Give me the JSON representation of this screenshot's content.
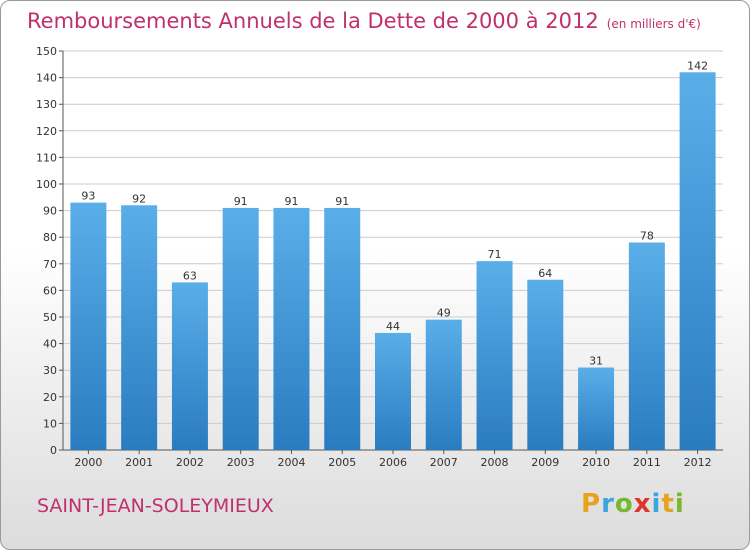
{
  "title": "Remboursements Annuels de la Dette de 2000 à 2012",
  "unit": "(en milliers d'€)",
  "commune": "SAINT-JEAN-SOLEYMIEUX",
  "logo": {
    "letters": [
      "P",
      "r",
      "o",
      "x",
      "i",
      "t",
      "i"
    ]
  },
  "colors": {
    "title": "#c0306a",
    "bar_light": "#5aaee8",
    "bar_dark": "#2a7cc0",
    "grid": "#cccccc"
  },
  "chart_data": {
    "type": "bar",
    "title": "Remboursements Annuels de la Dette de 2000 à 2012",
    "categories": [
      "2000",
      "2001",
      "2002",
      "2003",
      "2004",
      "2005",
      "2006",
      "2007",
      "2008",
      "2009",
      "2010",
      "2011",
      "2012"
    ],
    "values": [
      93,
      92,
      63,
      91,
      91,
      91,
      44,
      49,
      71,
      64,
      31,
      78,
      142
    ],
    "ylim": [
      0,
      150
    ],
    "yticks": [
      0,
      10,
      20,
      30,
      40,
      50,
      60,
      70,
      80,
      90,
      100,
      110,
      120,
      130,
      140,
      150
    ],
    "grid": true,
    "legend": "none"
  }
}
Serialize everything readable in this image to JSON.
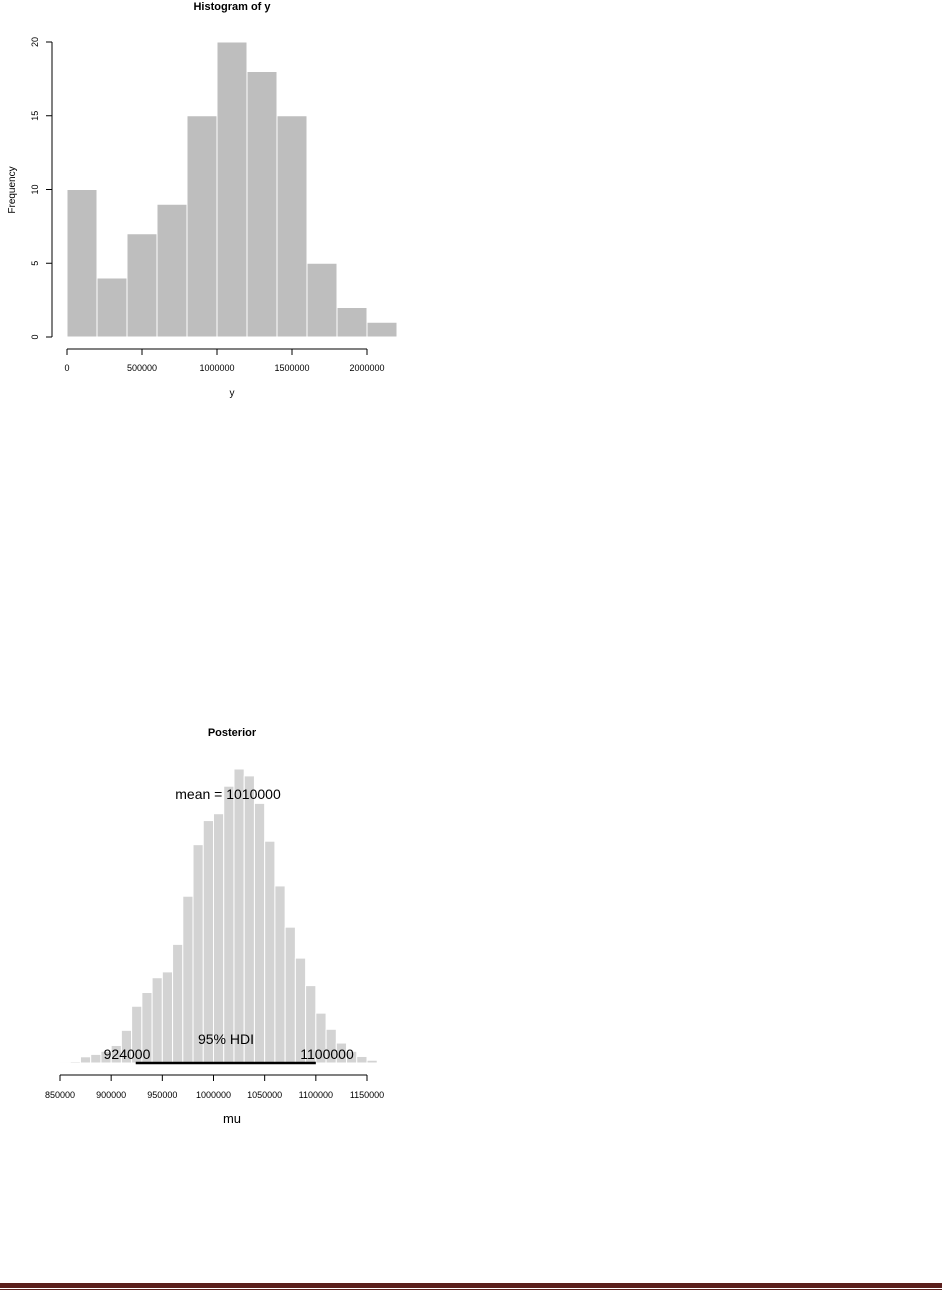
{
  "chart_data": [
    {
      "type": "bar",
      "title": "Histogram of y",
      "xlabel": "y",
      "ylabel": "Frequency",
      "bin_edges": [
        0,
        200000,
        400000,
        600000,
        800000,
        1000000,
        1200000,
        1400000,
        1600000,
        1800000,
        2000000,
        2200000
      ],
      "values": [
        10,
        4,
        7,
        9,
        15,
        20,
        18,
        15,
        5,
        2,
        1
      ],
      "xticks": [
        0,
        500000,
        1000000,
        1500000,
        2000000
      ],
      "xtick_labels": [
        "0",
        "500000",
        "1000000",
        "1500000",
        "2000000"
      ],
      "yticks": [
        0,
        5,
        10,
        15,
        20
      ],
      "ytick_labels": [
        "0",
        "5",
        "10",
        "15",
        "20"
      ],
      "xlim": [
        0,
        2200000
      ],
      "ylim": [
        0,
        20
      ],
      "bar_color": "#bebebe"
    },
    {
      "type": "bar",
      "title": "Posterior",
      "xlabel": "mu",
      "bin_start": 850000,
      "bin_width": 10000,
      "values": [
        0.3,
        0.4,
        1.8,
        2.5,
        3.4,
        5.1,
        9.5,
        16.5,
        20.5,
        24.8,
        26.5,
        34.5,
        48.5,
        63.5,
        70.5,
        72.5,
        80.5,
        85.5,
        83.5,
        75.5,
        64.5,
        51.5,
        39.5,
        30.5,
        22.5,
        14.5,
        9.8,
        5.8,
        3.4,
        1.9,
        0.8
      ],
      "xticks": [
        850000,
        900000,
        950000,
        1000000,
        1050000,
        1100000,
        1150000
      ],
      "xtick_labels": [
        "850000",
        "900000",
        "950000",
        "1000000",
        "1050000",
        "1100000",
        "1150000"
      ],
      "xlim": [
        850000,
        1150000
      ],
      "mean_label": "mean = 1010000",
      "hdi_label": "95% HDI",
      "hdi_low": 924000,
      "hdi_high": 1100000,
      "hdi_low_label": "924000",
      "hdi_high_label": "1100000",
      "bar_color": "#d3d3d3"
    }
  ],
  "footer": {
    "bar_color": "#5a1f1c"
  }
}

§ **Exercise prompt**: Locate the word "this" in the data above. Copy every line carrying it.

§ **Worked solution**:
Give me the JSON representation of this screenshot's content.
Serialize everything readable in this image to JSON.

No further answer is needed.